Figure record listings
§ §

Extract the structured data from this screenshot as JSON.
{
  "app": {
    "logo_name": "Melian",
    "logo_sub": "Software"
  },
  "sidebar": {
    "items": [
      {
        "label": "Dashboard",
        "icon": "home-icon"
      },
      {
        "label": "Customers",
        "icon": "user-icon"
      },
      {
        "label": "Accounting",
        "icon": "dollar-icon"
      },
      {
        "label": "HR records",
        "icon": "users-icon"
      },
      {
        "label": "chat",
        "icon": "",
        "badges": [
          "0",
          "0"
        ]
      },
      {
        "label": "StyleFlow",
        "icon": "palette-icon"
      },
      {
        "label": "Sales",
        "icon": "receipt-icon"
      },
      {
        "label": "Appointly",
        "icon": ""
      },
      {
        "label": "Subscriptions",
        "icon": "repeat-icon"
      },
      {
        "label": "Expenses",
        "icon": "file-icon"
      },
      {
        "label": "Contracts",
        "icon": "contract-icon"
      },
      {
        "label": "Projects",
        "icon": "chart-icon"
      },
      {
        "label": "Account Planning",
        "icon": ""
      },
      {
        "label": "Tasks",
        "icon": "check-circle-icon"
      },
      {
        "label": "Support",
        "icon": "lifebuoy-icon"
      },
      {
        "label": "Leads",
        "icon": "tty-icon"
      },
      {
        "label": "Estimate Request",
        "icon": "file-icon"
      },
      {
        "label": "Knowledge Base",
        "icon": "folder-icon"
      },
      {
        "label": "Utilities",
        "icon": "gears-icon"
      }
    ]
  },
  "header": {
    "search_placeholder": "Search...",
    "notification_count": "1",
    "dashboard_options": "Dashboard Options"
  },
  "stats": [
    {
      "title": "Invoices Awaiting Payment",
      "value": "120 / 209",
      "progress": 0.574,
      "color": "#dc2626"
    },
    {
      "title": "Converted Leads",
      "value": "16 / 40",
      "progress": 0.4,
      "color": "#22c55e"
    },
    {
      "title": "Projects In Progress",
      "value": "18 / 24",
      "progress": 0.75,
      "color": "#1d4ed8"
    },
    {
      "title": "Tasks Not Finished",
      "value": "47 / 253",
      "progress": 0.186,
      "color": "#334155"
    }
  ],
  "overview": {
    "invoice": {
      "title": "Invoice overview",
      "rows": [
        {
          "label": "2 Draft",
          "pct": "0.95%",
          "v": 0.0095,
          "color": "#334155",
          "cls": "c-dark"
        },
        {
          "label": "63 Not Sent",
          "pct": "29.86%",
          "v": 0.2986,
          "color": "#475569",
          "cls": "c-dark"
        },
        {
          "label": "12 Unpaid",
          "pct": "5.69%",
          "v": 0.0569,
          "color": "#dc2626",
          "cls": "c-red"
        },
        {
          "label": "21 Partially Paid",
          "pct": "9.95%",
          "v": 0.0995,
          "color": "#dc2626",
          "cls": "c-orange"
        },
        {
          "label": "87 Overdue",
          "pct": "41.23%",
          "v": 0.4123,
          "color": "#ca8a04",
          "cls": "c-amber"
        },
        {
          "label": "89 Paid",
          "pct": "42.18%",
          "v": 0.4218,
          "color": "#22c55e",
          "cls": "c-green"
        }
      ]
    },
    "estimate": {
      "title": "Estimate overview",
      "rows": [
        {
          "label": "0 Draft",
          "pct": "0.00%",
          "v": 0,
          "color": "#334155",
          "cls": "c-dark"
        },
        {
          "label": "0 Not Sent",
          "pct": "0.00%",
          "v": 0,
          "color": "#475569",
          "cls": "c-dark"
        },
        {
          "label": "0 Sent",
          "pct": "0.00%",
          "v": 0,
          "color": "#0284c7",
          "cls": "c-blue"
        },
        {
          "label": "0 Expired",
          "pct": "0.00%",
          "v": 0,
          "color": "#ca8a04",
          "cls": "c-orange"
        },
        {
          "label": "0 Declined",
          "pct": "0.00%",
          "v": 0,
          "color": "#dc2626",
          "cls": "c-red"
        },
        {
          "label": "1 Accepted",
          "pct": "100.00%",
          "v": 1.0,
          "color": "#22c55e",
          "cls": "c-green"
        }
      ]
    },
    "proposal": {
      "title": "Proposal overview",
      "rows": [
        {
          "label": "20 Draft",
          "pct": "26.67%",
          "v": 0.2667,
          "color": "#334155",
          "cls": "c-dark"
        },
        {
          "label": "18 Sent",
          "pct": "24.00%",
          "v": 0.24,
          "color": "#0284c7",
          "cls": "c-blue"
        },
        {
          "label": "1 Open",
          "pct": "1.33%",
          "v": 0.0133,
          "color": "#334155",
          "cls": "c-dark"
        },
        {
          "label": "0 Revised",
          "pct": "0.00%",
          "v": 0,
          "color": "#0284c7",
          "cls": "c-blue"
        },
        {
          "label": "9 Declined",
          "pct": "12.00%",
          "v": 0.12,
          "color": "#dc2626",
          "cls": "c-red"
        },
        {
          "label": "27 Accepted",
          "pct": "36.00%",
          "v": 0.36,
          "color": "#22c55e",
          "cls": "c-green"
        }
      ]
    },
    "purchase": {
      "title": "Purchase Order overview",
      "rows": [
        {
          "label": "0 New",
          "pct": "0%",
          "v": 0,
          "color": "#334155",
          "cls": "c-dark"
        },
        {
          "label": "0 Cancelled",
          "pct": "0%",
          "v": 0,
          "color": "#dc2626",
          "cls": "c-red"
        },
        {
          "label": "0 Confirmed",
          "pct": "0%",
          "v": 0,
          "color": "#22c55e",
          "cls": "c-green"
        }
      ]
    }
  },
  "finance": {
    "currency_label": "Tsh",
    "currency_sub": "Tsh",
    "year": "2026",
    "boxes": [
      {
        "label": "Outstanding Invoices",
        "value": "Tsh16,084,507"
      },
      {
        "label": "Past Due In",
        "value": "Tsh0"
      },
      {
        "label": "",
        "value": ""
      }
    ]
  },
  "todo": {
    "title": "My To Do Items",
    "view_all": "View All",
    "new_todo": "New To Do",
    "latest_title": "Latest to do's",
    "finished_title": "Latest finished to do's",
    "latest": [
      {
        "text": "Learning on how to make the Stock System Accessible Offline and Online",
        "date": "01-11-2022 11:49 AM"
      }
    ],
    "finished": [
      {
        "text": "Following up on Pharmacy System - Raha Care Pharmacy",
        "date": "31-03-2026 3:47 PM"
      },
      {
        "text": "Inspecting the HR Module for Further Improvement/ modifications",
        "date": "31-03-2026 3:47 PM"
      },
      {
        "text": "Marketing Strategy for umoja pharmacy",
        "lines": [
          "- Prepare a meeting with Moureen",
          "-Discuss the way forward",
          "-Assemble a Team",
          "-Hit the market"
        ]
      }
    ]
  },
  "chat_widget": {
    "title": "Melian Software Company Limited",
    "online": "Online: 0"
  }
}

§ §

Show the lines of the records that contain the word "value".

Result of the task =
      "value": "120 / 209",
      "value": "16 / 40",
      "value": "18 / 24",
      "value": "47 / 253",
        "value": "Tsh16,084,507"
        "value": "Tsh0"
        "value": ""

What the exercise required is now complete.